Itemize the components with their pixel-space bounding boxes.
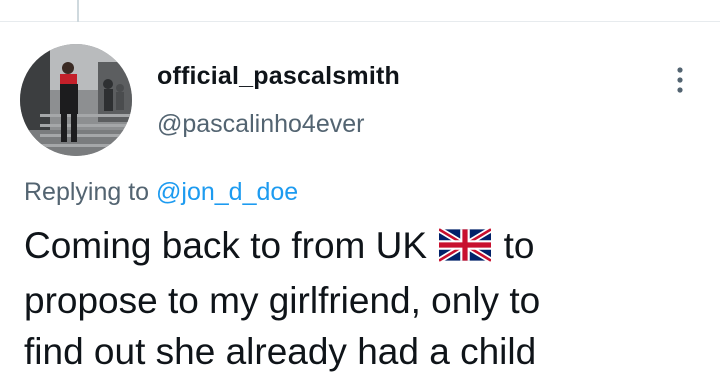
replying-to-mention[interactable]: @jon_d_doe — [156, 178, 298, 206]
display-name[interactable]: official_pascalsmith — [157, 62, 400, 91]
tweet-line-3: find out she already had a child — [24, 331, 537, 372]
top-divider — [0, 21, 720, 22]
replying-to-line: Replying to @jon_d_doe — [24, 178, 298, 207]
thread-connector-line — [77, 0, 79, 22]
more-vertical-icon — [677, 67, 683, 93]
replying-to-label: Replying to — [24, 178, 150, 206]
more-options-button[interactable] — [666, 62, 694, 98]
user-handle[interactable]: @pascalinho4ever — [157, 110, 364, 139]
tweet-line-1: Coming back to from UK to — [24, 220, 714, 275]
tweet-text-segment: Coming back to from UK — [24, 225, 428, 266]
tweet-text-segment: to — [503, 225, 535, 266]
tweet-text: Coming back to from UK to propose to my … — [24, 220, 714, 377]
tweet-line-2: propose to my girlfriend, only to — [24, 280, 541, 321]
uk-flag-icon — [437, 224, 493, 275]
avatar[interactable] — [20, 44, 132, 156]
avatar-photo — [20, 44, 132, 156]
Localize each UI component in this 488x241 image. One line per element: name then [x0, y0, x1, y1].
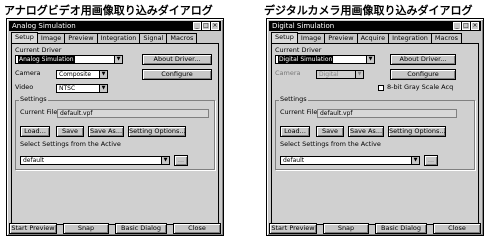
camera-label: Camera [15, 69, 41, 77]
settings-select[interactable]: default ▼ [20, 156, 170, 165]
about-driver-button[interactable]: About Driver... [390, 54, 456, 65]
save-button[interactable]: Save [316, 126, 344, 137]
save-as-button[interactable]: Save As... [88, 126, 124, 137]
close-icon[interactable]: × [471, 22, 479, 30]
settings-label: Settings [279, 95, 308, 104]
setup-panel: Current Driver Analog Simulation ▼ About… [11, 43, 219, 225]
driver-value: Analog Simulation [18, 56, 75, 63]
title-bar: Digital Simulation _ □ × [269, 21, 481, 31]
tab-image[interactable]: Image [296, 33, 326, 43]
current-file-label: Current File: [280, 108, 320, 116]
left-caption: アナログビデオ用画像取り込みダイアログ [4, 4, 213, 17]
settings-value: default [283, 157, 305, 164]
tab-bar: Setup Image Preview Integration Signal M… [11, 32, 198, 43]
title-bar: Analog Simulation _ □ × [9, 21, 221, 31]
chevron-down-icon: ▼ [161, 157, 169, 164]
setting-options-button[interactable]: Setting Options... [128, 126, 186, 137]
gray-scale-checkbox[interactable] [378, 85, 384, 91]
window-title: Analog Simulation [12, 22, 76, 30]
browse-button[interactable]: ... [174, 155, 188, 166]
tab-setup[interactable]: Setup [271, 32, 298, 43]
settings-select[interactable]: default ▼ [280, 156, 420, 165]
current-file-field: default.vpf [317, 109, 457, 118]
tab-bar: Setup Image Preview Acquire Integration … [271, 32, 462, 43]
chevron-down-icon: ▼ [114, 56, 122, 63]
camera-value: Composite [59, 71, 92, 78]
start-preview-button[interactable]: Start Preview [269, 223, 317, 234]
video-select[interactable]: NTSC ▼ [56, 84, 108, 93]
load-button[interactable]: Load... [280, 126, 310, 137]
tab-setup[interactable]: Setup [11, 32, 38, 43]
chevron-down-icon: ▼ [411, 157, 419, 164]
tab-acquire[interactable]: Acquire [356, 33, 390, 43]
tab-macros[interactable]: Macros [430, 33, 462, 43]
current-file-label: Current File: [20, 108, 60, 116]
camera-label: Camera [275, 69, 301, 77]
snap-button[interactable]: Snap [323, 223, 369, 234]
chevron-down-icon: ▼ [99, 85, 107, 92]
driver-select[interactable]: Digital Simulation ▼ [275, 55, 375, 64]
camera-select[interactable]: Composite ▼ [56, 70, 108, 79]
window-title: Digital Simulation [272, 22, 335, 30]
right-caption: デジタルカメラ用画像取り込みダイアログ [264, 4, 473, 17]
about-driver-button[interactable]: About Driver... [142, 54, 212, 65]
chevron-down-icon: ▼ [366, 56, 374, 63]
maximize-icon[interactable]: □ [462, 22, 470, 30]
bottom-button-bar: Start Preview Snap Basic Dialog Close [9, 223, 221, 234]
tab-integration[interactable]: Integration [388, 33, 432, 43]
tab-signal[interactable]: Signal [139, 33, 168, 43]
save-as-button[interactable]: Save As... [348, 126, 384, 137]
tab-macros[interactable]: Macros [166, 33, 198, 43]
setting-options-button[interactable]: Setting Options... [388, 126, 446, 137]
current-driver-label: Current Driver [275, 46, 322, 54]
configure-button[interactable]: Configure [390, 69, 456, 80]
current-driver-label: Current Driver [15, 46, 62, 54]
minimize-icon[interactable]: _ [453, 22, 461, 30]
current-file-field: default.vpf [57, 109, 209, 118]
tab-integration[interactable]: Integration [96, 33, 141, 43]
tab-preview[interactable]: Preview [324, 33, 358, 43]
load-button[interactable]: Load... [20, 126, 50, 137]
close-icon[interactable]: × [211, 22, 219, 30]
start-preview-button[interactable]: Start Preview [9, 223, 57, 234]
video-value: NTSC [59, 85, 76, 92]
browse-button[interactable]: ... [424, 155, 438, 166]
driver-value: Digital Simulation [278, 56, 334, 63]
camera-select[interactable]: Digital ▼ [316, 70, 364, 79]
settings-label: Settings [19, 95, 48, 104]
close-button[interactable]: Close [433, 223, 481, 234]
select-settings-label: Select Settings from the Active [280, 140, 381, 148]
video-label: Video [15, 83, 34, 91]
setup-panel: Current Driver Digital Simulation ▼ Abou… [271, 43, 479, 225]
analog-simulation-dialog: Analog Simulation _ □ × Setup Image Prev… [6, 18, 224, 236]
digital-simulation-dialog: Digital Simulation _ □ × Setup Image Pre… [266, 18, 484, 236]
gray-scale-label: 8-bit Gray Scale Acq [387, 83, 454, 91]
configure-button[interactable]: Configure [142, 69, 212, 80]
save-button[interactable]: Save [56, 126, 84, 137]
maximize-icon[interactable]: □ [202, 22, 210, 30]
select-settings-label: Select Settings from the Active [20, 140, 121, 148]
close-button[interactable]: Close [173, 223, 221, 234]
minimize-icon[interactable]: _ [193, 22, 201, 30]
tab-preview[interactable]: Preview [64, 33, 98, 43]
chevron-down-icon: ▼ [99, 71, 107, 78]
tab-image[interactable]: Image [36, 33, 66, 43]
bottom-button-bar: Start Preview Snap Basic Dialog Close [269, 223, 481, 234]
basic-dialog-button[interactable]: Basic Dialog [375, 223, 427, 234]
settings-value: default [23, 157, 45, 164]
snap-button[interactable]: Snap [63, 223, 109, 234]
driver-select[interactable]: Analog Simulation ▼ [15, 55, 123, 64]
basic-dialog-button[interactable]: Basic Dialog [115, 223, 167, 234]
chevron-down-icon: ▼ [355, 71, 363, 78]
camera-value: Digital [319, 71, 339, 78]
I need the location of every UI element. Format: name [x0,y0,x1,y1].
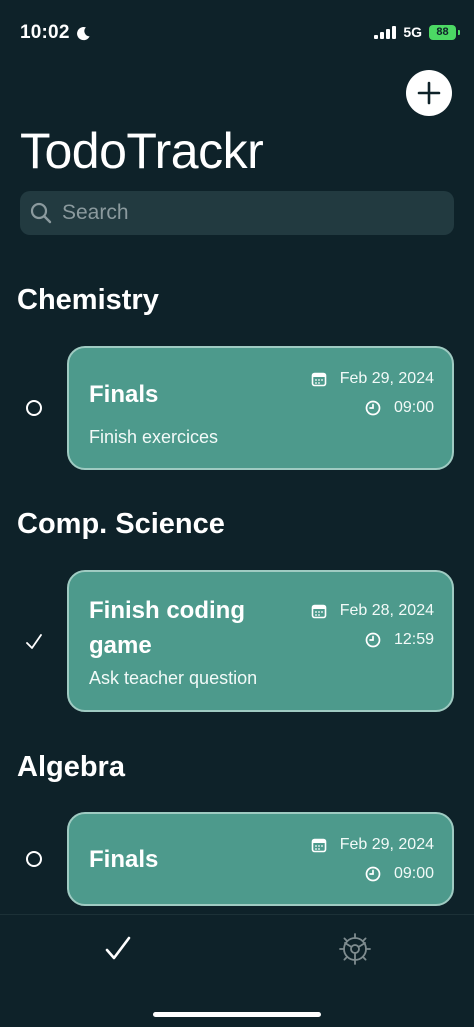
search-icon [30,202,52,224]
gear-icon [339,933,371,965]
search-bar[interactable] [20,191,454,235]
task-card[interactable]: Finish coding game Ask teacher question … [67,570,454,712]
clock-icon [365,632,381,648]
task-time: 09:00 [365,865,434,883]
calendar-icon [311,838,327,853]
section-title-algebra: Algebra [17,751,125,783]
tab-bar [0,914,474,1027]
battery-level: 88 [436,26,449,38]
task-complete-toggle[interactable] [22,396,46,420]
battery-icon: 88 [429,24,460,40]
task-title: Finals [89,381,159,408]
task-complete-toggle[interactable] [22,630,46,654]
tab-tasks[interactable] [98,929,138,969]
calendar-icon [311,372,327,387]
task-date: Feb 29, 2024 [311,370,434,388]
calendar-icon [311,604,327,619]
task-title: Finals [89,846,159,873]
task-time: 12:59 [365,631,434,649]
circle-icon [26,851,42,867]
task-note: Finish exercices [89,427,219,447]
clock-icon [365,400,381,416]
section-title-chemistry: Chemistry [17,284,159,316]
signal-icon [374,25,397,39]
task-card[interactable]: Finals Feb 29, 2024 09:00 [67,812,454,906]
moon-icon [76,26,90,40]
search-input[interactable] [60,200,454,226]
task-date-text: Feb 29, 2024 [339,836,434,853]
plus-icon [417,81,441,105]
task-date-text: Feb 29, 2024 [339,370,434,387]
section-title-comp-science: Comp. Science [17,508,225,540]
task-time-text: 09:00 [393,399,434,416]
task-title: Finish coding game [89,597,245,659]
add-task-button[interactable] [406,70,452,116]
home-indicator[interactable] [153,1012,321,1017]
task-complete-toggle[interactable] [22,847,46,871]
task-time-text: 09:00 [393,865,434,882]
task-date: Feb 29, 2024 [311,836,434,854]
task-time-text: 12:59 [393,631,434,648]
circle-icon [26,400,42,416]
status-time-group: 10:02 [20,22,91,44]
status-indicators: 5G 88 [374,24,460,40]
status-bar: 10:02 5G 88 [0,0,474,70]
battery-cap [458,29,460,35]
checkmark-icon [26,634,42,649]
task-time: 09:00 [365,399,434,417]
tab-settings[interactable] [335,929,375,969]
task-card[interactable]: Finals Finish exercices Feb 29, 2024 09:… [67,346,454,470]
task-date-text: Feb 28, 2024 [339,602,434,619]
status-time: 10:02 [20,22,70,43]
checkmark-icon [105,936,131,960]
page-title: TodoTrackr [20,123,264,179]
task-date: Feb 28, 2024 [311,602,434,620]
clock-icon [365,866,381,882]
task-note: Ask teacher question [89,668,258,688]
network-label: 5G [403,24,422,40]
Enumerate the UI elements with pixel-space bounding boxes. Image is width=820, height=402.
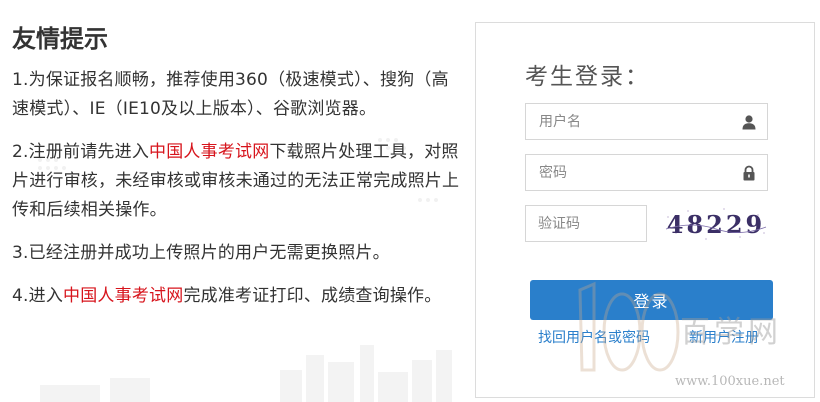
tip-item-4-suffix: 完成准考证打印、成绩查询操作。 (183, 286, 442, 306)
tip-item-2: 2.注册前请先进入中国人事考试网下载照片处理工具，对照片进行审核，未经审核或审核… (12, 138, 464, 225)
tip-item-2-prefix: 2.注册前请先进入 (12, 142, 150, 162)
captcha-image[interactable]: 48229 (662, 203, 770, 245)
login-title: 考生登录： (525, 64, 650, 90)
login-panel: 考生登录： 48229 登录 找回用户名或密码 新用户注册 (475, 22, 815, 398)
tip-item-4-prefix: 4.进入 (12, 286, 64, 306)
tips-title: 友情提示 (12, 25, 108, 53)
user-icon (742, 115, 756, 130)
register-link[interactable]: 新用户注册 (689, 327, 759, 347)
login-button[interactable]: 登录 (530, 280, 773, 320)
tip-item-3-text: 3.已经注册并成功上传照片的用户无需更换照片。 (12, 243, 390, 263)
tip-item-4: 4.进入中国人事考试网完成准考证打印、成绩查询操作。 (12, 282, 464, 311)
captcha-field (525, 205, 647, 242)
username-input[interactable] (526, 104, 767, 139)
lock-icon (743, 165, 755, 181)
captcha-text: 48229 (667, 210, 766, 239)
cpta-link-1[interactable]: 中国人事考试网 (149, 142, 269, 162)
password-field (525, 154, 768, 191)
forgot-credentials-link[interactable]: 找回用户名或密码 (538, 327, 650, 347)
tips-panel: 友情提示 1.为保证报名顺畅，推荐使用360（极速模式）、搜狗（高速模式）、IE… (12, 22, 464, 325)
password-input[interactable] (526, 155, 767, 190)
cpta-link-2[interactable]: 中国人事考试网 (63, 286, 183, 306)
tip-item-1: 1.为保证报名顺畅，推荐使用360（极速模式）、搜狗（高速模式）、IE（IE10… (12, 66, 464, 124)
captcha-input[interactable] (526, 206, 646, 241)
tip-item-3: 3.已经注册并成功上传照片的用户无需更换照片。 (12, 239, 464, 268)
tip-item-1-text: 1.为保证报名顺畅，推荐使用360（极速模式）、搜狗（高速模式）、IE（IE10… (12, 70, 449, 119)
username-field (525, 103, 768, 140)
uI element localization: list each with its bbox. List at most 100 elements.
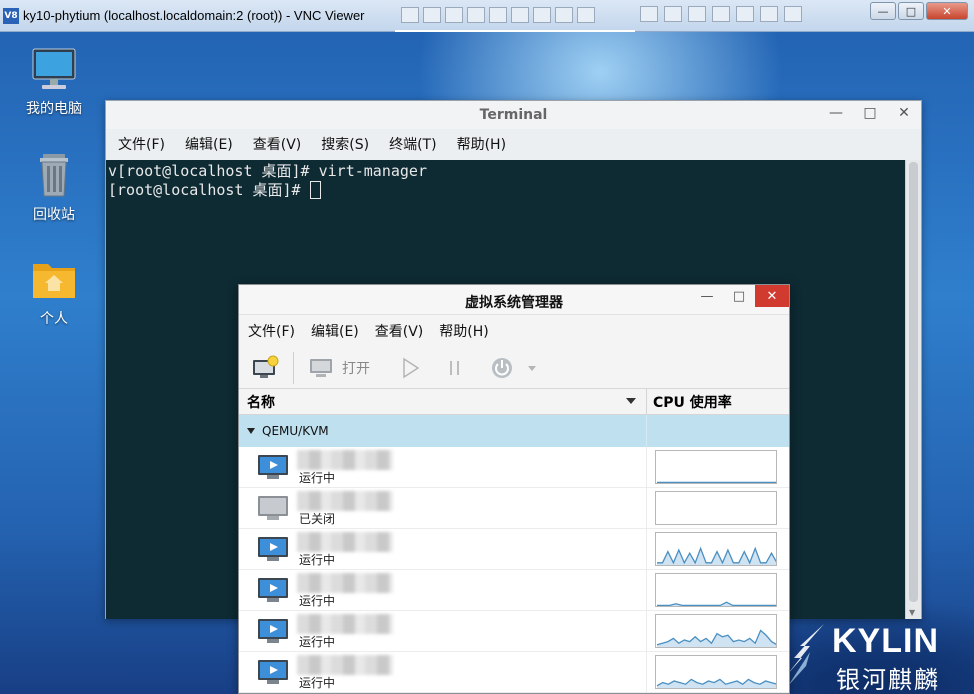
vm-row[interactable]: 运行中 [239,447,789,488]
vm-status: 运行中 [299,635,336,649]
vm-name-cell: 运行中 [239,447,647,487]
cpu-usage-graph [655,655,777,689]
vnc-title-bar: V8 ky10-phytium (localhost.localdomain:2… [0,0,974,32]
desktop-icon-label: 回收站 [33,207,75,223]
sort-arrow-icon [626,398,636,404]
vnc-toolbar-button[interactable] [640,6,658,22]
vnc-toolbar-button[interactable] [511,7,529,23]
virt-manager-maximize-button[interactable]: □ [723,285,755,307]
vm-running-icon [257,617,291,645]
vm-list-header: 名称 CPU 使用率 [239,389,789,415]
vnc-toolbar-button[interactable] [533,7,551,23]
trash-icon [30,152,78,198]
vnc-toolbar-button[interactable] [784,6,802,22]
vm-row[interactable]: 已关闭 [239,488,789,529]
vm-running-icon [257,658,291,686]
terminal-close-button[interactable]: ✕ [887,101,921,125]
virt-manager-title-bar[interactable]: 虚拟系统管理器 — □ ✕ [239,285,789,315]
vnc-toolbar-button[interactable] [489,7,507,23]
terminal-menu-view[interactable]: 查看(V) [253,134,302,154]
open-button-label: 打开 [342,360,370,377]
cpu-usage-graph [655,614,777,648]
vnc-toolbar-button[interactable] [555,7,573,23]
vnc-toolbar-button[interactable] [445,7,463,23]
vnc-toolbar-button[interactable] [712,6,730,22]
vnc-toolbar-button[interactable] [664,6,682,22]
pause-vm-button[interactable] [448,358,462,378]
scroll-down-icon[interactable]: ▼ [909,608,915,617]
cpu-usage-graph [655,573,777,607]
vnc-toolbar-button[interactable] [736,6,754,22]
vm-cpu-cell [647,529,789,569]
vnc-close-button[interactable]: ✕ [926,2,968,20]
connection-name: QEMU/KVM [239,415,647,447]
vnc-toolbar-button[interactable] [688,6,706,22]
kylin-logo: KYLIN 银河麒麟 [786,622,946,694]
power-icon [492,357,512,378]
terminal-scrollbar-thumb[interactable] [909,162,918,602]
vnc-window-controls: — □ ✕ [870,2,968,20]
vm-menu-file[interactable]: 文件(F) [248,321,295,341]
vnc-toolbar-button[interactable] [760,6,778,22]
terminal-menu-edit[interactable]: 编辑(E) [185,134,233,154]
terminal-scrollbar[interactable]: ▼ [905,160,921,619]
vm-menu-edit[interactable]: 编辑(E) [311,321,359,341]
vnc-toolbar-button[interactable] [467,7,485,23]
vm-cpu-cell [647,447,789,487]
terminal-cursor [309,181,321,199]
terminal-title-bar[interactable]: Terminal — □ ✕ [106,101,921,129]
run-vm-button[interactable] [400,357,420,379]
kylin-brand-name: KYLIN [832,622,939,660]
monitor-icon [310,358,332,377]
terminal-menu-file[interactable]: 文件(F) [118,134,165,154]
terminal-title: Terminal [479,107,548,123]
expand-triangle-icon[interactable] [247,428,255,434]
vnc-toolbar-button[interactable] [401,7,419,23]
vnc-logo-icon: V8 [3,7,19,24]
vm-name-cell: 运行中 [239,652,647,692]
vnc-toolbar-button[interactable] [577,7,595,23]
terminal-minimize-button[interactable]: — [819,101,853,125]
new-vm-button[interactable] [251,355,279,381]
vm-status: 运行中 [299,471,336,485]
vnc-maximize-button[interactable]: □ [898,2,924,20]
virt-manager-close-button[interactable]: ✕ [755,285,789,307]
terminal-menu-terminal[interactable]: 终端(T) [389,134,436,154]
home-folder-icon [30,256,78,302]
vm-status: 运行中 [299,676,336,690]
vm-name-redacted [297,655,393,675]
terminal-line: v[root@localhost 桌面]# virt-manager [108,162,427,180]
vm-running-icon [257,535,291,563]
vm-row[interactable]: 运行中 [239,611,789,652]
vm-status: 已关闭 [299,512,336,526]
desktop-icon-trash[interactable]: 回收站 [14,152,94,224]
vm-row[interactable]: 运行中 [239,652,789,693]
terminal-maximize-button[interactable]: □ [853,101,887,125]
connection-group-row[interactable]: QEMU/KVM [239,415,789,447]
virt-manager-minimize-button[interactable]: — [691,285,723,307]
vnc-toolbar-button[interactable] [423,7,441,23]
desktop-icon-computer[interactable]: 我的电脑 [14,46,94,118]
vm-status: 运行中 [299,594,336,608]
virt-manager-toolbar: 打开 [239,347,789,389]
toolbar-separator [293,351,294,384]
play-icon [403,357,420,378]
chevron-down-icon[interactable] [522,362,542,374]
shutdown-vm-button[interactable] [490,356,542,380]
vm-menu-view[interactable]: 查看(V) [375,321,424,341]
cpu-usage-graph [655,491,777,525]
vnc-minimize-button[interactable]: — [870,2,896,20]
terminal-menu-help[interactable]: 帮助(H) [457,134,506,154]
vm-row[interactable]: 运行中 [239,529,789,570]
column-header-name[interactable]: 名称 [239,389,647,414]
vm-row[interactable]: 运行中 [239,570,789,611]
vm-name-redacted [297,532,393,552]
desktop-icon-home[interactable]: 个人 [14,256,94,328]
terminal-menu-search[interactable]: 搜索(S) [321,134,369,154]
vm-menu-help[interactable]: 帮助(H) [439,321,488,341]
vm-running-icon [257,453,291,481]
vm-cpu-cell [647,652,789,692]
column-header-cpu[interactable]: CPU 使用率 [647,389,789,414]
open-vm-button[interactable]: 打开 [308,357,400,379]
terminal-window-controls: — □ ✕ [819,101,921,125]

--*--

### Brief
Rewrite the lines from the one containing "camera-label: Camera [15, 69, 41, 77]" through the one containing "window-title: Analog Simulation", changing "default" to "custom" and keeping everything else the same.

### Reply
camera-label: Camera [15, 69, 41, 77]
settings-select[interactable]: custom ▼ [20, 156, 170, 165]
about-driver-button[interactable]: About Driver... [390, 54, 456, 65]
save-button[interactable]: Save [316, 126, 344, 137]
save-as-button[interactable]: Save As... [88, 126, 124, 137]
close-icon[interactable]: × [471, 22, 479, 30]
settings-label: Settings [279, 95, 308, 104]
setup-panel: Current Driver Analog Simulation ▼ About… [11, 43, 219, 225]
driver-value: Analog Simulation [18, 56, 75, 63]
title-bar: Digital Simulation _ □ × [269, 21, 481, 31]
tab-image[interactable]: Image [296, 33, 326, 43]
current-file-label: Current File: [280, 108, 320, 116]
left-caption: アナログビデオ用画像取り込みダイアログ [4, 4, 213, 17]
settings-value: custom [283, 157, 305, 164]
tab-bar: Setup Image Preview Integration Signal M… [11, 32, 198, 43]
title-bar: Analog Simulation _ □ × [9, 21, 221, 31]
chevron-down-icon: ▼ [161, 157, 169, 164]
setting-options-button[interactable]: Setting Options... [128, 126, 186, 137]
gray-scale-checkbox[interactable] [378, 85, 384, 91]
window-title: Analog Simulation [12, 22, 76, 30]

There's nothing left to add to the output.